Do this
Write out, exactly as they appear, only the lines running from the line with "What's the underlying" to the final line of the listing; include both.

Recorded data
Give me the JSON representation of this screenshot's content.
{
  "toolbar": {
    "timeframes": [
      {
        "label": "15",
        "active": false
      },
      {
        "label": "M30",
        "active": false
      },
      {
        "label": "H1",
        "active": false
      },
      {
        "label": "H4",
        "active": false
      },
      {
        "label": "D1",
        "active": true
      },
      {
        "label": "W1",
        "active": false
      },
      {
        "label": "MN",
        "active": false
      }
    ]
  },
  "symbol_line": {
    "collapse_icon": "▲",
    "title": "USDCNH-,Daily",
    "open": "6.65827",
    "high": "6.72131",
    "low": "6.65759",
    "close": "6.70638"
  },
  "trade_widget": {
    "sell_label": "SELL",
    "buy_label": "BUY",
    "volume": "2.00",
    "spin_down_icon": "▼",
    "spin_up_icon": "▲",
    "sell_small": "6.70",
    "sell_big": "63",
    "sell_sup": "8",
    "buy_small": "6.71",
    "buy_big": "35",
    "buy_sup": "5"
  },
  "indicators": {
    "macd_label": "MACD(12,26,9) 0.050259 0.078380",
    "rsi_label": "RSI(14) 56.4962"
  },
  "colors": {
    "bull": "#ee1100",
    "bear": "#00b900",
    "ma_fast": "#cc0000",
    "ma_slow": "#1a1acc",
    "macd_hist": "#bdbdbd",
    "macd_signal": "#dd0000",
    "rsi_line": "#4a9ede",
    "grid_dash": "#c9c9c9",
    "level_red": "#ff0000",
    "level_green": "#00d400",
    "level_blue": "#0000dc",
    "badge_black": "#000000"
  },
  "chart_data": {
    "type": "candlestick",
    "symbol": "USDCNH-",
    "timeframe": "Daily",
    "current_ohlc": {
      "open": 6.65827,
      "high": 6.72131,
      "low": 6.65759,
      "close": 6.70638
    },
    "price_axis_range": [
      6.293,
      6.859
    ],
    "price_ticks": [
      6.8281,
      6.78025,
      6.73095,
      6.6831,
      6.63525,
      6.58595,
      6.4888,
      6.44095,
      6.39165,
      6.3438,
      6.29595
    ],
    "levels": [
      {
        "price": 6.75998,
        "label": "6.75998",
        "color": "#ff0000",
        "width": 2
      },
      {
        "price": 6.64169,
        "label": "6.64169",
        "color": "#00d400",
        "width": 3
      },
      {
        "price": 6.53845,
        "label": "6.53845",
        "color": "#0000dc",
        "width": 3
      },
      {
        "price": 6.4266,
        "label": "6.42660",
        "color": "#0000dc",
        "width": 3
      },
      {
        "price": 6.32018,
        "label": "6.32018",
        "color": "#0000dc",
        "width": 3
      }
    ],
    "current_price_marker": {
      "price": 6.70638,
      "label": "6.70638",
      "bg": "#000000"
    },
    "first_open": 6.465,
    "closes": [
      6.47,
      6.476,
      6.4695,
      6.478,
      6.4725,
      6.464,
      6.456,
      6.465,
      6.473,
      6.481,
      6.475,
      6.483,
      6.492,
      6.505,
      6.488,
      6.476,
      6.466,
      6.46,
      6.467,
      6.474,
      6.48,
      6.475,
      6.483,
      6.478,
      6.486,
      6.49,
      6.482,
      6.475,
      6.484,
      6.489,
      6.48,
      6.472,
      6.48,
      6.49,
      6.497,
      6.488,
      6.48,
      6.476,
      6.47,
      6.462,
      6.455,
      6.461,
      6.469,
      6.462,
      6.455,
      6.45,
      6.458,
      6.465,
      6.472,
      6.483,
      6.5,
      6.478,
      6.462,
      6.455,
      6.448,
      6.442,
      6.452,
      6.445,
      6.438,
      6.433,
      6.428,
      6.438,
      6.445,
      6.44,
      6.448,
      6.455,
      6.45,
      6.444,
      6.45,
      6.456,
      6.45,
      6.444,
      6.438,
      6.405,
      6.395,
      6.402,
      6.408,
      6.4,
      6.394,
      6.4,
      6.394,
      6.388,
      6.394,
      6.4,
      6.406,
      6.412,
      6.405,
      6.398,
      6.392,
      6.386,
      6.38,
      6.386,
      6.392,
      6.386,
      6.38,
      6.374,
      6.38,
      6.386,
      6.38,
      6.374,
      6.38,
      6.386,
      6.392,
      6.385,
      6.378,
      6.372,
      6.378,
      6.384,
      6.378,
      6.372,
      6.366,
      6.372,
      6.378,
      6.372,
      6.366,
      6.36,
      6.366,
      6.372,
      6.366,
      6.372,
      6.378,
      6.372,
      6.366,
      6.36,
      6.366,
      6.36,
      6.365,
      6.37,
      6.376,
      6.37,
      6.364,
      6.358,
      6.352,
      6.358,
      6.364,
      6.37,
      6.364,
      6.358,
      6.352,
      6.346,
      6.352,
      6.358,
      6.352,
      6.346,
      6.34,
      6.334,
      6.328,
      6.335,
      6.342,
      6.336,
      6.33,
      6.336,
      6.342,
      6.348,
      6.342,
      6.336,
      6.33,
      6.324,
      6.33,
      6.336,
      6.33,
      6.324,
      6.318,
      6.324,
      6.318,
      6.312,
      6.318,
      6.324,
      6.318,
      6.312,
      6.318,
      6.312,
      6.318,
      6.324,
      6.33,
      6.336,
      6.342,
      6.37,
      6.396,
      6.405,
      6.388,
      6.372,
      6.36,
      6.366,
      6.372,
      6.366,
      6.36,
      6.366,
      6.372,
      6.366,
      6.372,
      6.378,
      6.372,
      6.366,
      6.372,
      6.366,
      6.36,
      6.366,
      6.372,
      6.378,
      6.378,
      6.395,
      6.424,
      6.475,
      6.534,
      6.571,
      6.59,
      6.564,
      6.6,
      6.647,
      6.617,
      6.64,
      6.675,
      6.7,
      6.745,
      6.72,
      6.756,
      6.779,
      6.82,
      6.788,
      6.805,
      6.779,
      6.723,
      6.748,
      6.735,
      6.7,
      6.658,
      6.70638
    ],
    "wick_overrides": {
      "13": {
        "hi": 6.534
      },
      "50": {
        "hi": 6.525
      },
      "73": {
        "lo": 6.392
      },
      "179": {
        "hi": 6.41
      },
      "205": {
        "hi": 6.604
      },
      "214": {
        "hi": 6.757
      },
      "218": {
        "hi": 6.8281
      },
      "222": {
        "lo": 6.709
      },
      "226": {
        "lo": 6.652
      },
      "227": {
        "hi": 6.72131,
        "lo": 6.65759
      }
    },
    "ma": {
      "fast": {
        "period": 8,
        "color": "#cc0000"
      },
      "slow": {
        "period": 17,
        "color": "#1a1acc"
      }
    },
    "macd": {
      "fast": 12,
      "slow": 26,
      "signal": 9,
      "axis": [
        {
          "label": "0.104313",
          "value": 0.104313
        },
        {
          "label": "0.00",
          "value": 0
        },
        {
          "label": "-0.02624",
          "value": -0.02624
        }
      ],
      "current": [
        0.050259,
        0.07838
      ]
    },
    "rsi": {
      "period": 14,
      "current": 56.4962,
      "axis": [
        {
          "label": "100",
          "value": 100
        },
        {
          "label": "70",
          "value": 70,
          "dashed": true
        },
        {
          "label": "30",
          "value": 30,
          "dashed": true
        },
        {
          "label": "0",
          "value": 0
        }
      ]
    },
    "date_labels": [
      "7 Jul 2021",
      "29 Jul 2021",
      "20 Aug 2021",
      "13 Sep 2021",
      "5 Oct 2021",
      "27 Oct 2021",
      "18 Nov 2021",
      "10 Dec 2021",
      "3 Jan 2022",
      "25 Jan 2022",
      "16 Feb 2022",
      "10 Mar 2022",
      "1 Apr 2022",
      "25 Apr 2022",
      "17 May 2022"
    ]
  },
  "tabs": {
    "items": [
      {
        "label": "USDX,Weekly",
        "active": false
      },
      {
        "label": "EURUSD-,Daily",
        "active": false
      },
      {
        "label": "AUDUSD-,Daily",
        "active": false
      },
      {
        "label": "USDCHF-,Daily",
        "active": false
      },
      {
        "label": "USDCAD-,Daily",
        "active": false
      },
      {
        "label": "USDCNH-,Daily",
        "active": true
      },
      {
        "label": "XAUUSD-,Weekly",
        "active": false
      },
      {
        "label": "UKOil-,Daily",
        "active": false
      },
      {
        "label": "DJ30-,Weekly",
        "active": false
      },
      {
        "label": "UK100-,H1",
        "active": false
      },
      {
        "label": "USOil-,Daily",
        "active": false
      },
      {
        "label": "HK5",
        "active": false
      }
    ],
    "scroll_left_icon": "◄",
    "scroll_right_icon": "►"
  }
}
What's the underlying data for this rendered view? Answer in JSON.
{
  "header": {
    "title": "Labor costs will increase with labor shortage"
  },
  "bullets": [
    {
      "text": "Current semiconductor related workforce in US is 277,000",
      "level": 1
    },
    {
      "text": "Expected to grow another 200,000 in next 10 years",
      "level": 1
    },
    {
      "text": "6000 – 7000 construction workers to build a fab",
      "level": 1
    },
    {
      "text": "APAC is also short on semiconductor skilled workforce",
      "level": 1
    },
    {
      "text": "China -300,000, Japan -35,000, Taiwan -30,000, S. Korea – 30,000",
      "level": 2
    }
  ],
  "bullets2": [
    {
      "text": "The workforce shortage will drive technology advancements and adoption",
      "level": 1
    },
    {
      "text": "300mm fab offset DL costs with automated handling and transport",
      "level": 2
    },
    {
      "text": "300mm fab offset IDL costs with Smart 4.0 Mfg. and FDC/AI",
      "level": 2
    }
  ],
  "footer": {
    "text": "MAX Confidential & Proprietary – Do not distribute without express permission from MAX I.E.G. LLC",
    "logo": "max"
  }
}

Answer to this task
What's the underlying data for this rendered view? Answer in JSON.
{
  "header": {
    "title": "Labor costs will increase with labor shortage"
  },
  "bullets": [
    {
      "text": "Current semiconductor related workforce in US is 277,000",
      "level": 1
    },
    {
      "text": "Expected to grow another 200,000 in next 10 years",
      "level": 1
    },
    {
      "text": "6000 – 7000 construction workers to build a fab",
      "level": 1
    },
    {
      "text": "APAC is also short on semiconductor skilled workforce",
      "level": 1
    },
    {
      "text": "China -300,000, Japan -35,000, Taiwan -30,000, S. Korea – 30,000",
      "level": 2
    }
  ],
  "bullets2": [
    {
      "text": "The workforce shortage will drive technology advancements and adoption",
      "level": 1
    },
    {
      "text": "300mm fab offset DL costs with automated handling and transport",
      "level": 2
    },
    {
      "text": "300mm fab offset IDL costs with Smart 4.0 Mfg. and FDC/AI",
      "level": 2
    }
  ],
  "footer": {
    "text": "MAX Confidential & Proprietary – Do not distribute without express permission from MAX I.E.G. LLC",
    "logo": "max"
  }
}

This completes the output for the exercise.